>> start EXTRACTED ENTRIES

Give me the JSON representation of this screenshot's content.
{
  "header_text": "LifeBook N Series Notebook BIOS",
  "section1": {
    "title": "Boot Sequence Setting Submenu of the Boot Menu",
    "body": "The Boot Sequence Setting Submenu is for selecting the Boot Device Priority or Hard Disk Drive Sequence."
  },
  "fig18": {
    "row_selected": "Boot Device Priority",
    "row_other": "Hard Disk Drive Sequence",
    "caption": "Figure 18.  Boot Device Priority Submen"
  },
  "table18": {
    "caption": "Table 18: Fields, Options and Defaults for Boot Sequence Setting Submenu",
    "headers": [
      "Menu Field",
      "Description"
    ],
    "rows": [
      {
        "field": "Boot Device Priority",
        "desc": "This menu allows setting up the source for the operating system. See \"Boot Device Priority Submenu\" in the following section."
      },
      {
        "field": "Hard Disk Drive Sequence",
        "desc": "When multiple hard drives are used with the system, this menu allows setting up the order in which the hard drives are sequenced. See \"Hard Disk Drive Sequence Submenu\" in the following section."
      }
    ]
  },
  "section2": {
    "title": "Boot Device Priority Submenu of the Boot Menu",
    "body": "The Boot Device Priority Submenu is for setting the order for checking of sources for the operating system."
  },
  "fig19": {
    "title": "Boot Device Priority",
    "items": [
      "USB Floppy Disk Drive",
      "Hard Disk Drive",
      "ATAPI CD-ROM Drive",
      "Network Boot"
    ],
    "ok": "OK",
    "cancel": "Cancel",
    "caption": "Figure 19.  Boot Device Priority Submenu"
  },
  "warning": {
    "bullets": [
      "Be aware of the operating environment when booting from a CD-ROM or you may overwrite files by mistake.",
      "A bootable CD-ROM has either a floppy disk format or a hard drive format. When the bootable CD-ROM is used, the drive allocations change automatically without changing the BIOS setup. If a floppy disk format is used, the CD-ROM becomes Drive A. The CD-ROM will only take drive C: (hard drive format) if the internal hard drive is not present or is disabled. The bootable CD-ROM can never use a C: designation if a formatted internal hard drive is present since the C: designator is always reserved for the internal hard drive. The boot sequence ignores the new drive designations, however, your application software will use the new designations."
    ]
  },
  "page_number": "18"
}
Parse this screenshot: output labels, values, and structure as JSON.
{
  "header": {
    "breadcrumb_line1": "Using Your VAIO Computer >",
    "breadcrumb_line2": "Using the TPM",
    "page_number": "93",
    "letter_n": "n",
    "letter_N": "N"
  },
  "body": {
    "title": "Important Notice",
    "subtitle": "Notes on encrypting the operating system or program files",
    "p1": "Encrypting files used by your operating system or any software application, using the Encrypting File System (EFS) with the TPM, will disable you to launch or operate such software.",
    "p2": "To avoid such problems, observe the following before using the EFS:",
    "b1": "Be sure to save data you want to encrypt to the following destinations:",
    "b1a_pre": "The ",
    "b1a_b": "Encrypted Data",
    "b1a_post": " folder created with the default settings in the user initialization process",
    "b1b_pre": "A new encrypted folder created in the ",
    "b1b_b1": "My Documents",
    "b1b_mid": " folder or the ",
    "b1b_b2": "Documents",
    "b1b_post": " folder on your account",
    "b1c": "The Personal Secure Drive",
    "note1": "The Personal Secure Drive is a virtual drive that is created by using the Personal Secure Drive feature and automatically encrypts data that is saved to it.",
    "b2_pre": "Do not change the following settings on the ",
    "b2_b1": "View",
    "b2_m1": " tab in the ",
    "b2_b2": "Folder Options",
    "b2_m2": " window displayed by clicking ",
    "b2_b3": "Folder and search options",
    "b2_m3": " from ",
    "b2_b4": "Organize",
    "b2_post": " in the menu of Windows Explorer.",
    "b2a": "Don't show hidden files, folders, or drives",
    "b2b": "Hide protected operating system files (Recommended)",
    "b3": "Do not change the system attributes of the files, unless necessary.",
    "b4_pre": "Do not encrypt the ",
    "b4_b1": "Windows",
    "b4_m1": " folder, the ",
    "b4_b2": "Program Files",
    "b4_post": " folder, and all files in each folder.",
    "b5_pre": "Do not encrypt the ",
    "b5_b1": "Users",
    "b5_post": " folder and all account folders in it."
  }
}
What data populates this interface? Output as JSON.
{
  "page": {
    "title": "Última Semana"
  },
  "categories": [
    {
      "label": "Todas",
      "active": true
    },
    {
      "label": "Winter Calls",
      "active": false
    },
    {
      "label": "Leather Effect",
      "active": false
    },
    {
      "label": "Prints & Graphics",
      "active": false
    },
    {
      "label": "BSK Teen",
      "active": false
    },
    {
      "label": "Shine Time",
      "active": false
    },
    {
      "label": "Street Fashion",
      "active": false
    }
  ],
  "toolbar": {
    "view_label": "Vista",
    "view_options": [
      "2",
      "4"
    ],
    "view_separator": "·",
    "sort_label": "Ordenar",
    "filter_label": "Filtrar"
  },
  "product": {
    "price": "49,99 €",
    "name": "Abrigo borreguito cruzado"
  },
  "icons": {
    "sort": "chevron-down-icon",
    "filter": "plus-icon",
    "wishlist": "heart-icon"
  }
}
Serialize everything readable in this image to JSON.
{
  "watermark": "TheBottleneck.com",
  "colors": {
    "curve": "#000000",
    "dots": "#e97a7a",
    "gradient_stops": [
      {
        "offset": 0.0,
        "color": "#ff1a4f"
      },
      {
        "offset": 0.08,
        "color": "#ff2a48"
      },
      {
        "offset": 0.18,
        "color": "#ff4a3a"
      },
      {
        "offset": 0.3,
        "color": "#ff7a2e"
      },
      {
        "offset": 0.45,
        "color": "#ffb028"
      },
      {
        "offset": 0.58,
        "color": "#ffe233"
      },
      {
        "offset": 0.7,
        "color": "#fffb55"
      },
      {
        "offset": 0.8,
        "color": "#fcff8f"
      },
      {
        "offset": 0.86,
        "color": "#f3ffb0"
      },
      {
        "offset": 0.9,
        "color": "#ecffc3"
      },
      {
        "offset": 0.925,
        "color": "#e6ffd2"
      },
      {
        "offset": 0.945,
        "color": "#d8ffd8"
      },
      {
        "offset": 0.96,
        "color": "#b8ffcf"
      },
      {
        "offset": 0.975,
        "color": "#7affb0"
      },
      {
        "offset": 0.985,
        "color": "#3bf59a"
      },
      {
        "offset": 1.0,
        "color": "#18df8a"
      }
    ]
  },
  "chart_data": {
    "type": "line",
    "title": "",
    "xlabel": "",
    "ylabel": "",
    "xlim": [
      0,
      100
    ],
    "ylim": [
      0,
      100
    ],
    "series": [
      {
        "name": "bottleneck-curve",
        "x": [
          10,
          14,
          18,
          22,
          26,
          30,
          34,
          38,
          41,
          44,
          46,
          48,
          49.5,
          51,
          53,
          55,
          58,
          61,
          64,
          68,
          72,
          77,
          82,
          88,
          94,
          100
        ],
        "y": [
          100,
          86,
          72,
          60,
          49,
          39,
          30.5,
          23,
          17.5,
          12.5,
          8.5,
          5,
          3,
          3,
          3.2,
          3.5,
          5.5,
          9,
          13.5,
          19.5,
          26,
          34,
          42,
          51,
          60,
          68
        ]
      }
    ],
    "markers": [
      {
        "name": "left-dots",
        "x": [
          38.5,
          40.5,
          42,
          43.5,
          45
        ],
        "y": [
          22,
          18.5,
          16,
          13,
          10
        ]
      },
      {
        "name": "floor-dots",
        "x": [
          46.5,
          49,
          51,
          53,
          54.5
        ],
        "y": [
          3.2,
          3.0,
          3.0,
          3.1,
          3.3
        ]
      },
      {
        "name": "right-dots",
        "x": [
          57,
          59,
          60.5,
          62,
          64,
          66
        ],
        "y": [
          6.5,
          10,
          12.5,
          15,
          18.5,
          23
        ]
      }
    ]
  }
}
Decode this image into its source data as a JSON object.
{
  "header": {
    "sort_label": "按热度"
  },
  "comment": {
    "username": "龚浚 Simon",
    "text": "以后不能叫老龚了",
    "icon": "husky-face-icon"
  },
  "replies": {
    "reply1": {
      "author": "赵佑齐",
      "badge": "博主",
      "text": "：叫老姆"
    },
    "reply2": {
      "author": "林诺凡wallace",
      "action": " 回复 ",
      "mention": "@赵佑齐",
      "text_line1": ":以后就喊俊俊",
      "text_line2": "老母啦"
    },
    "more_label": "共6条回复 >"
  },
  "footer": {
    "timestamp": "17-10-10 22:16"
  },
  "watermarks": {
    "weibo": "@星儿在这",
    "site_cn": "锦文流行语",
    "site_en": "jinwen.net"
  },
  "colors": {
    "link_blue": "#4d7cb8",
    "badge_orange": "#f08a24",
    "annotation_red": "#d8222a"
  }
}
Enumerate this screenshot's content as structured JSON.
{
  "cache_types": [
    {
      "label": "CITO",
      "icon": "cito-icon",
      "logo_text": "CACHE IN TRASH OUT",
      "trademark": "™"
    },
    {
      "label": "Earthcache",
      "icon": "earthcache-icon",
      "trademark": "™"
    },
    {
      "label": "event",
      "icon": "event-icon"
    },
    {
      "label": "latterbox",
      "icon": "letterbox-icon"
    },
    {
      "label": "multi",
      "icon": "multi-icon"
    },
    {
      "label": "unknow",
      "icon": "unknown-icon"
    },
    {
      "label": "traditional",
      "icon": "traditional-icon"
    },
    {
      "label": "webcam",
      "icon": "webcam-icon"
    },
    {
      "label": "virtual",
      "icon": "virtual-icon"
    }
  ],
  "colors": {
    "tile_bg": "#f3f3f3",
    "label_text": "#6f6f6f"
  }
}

>> end EXTRACTED ENTRIES

* [EXERCISE DIRECTIONS]:
How many of the lines above include the string "image"? Answer with the number only.

* [TASK SOLUTION]:
2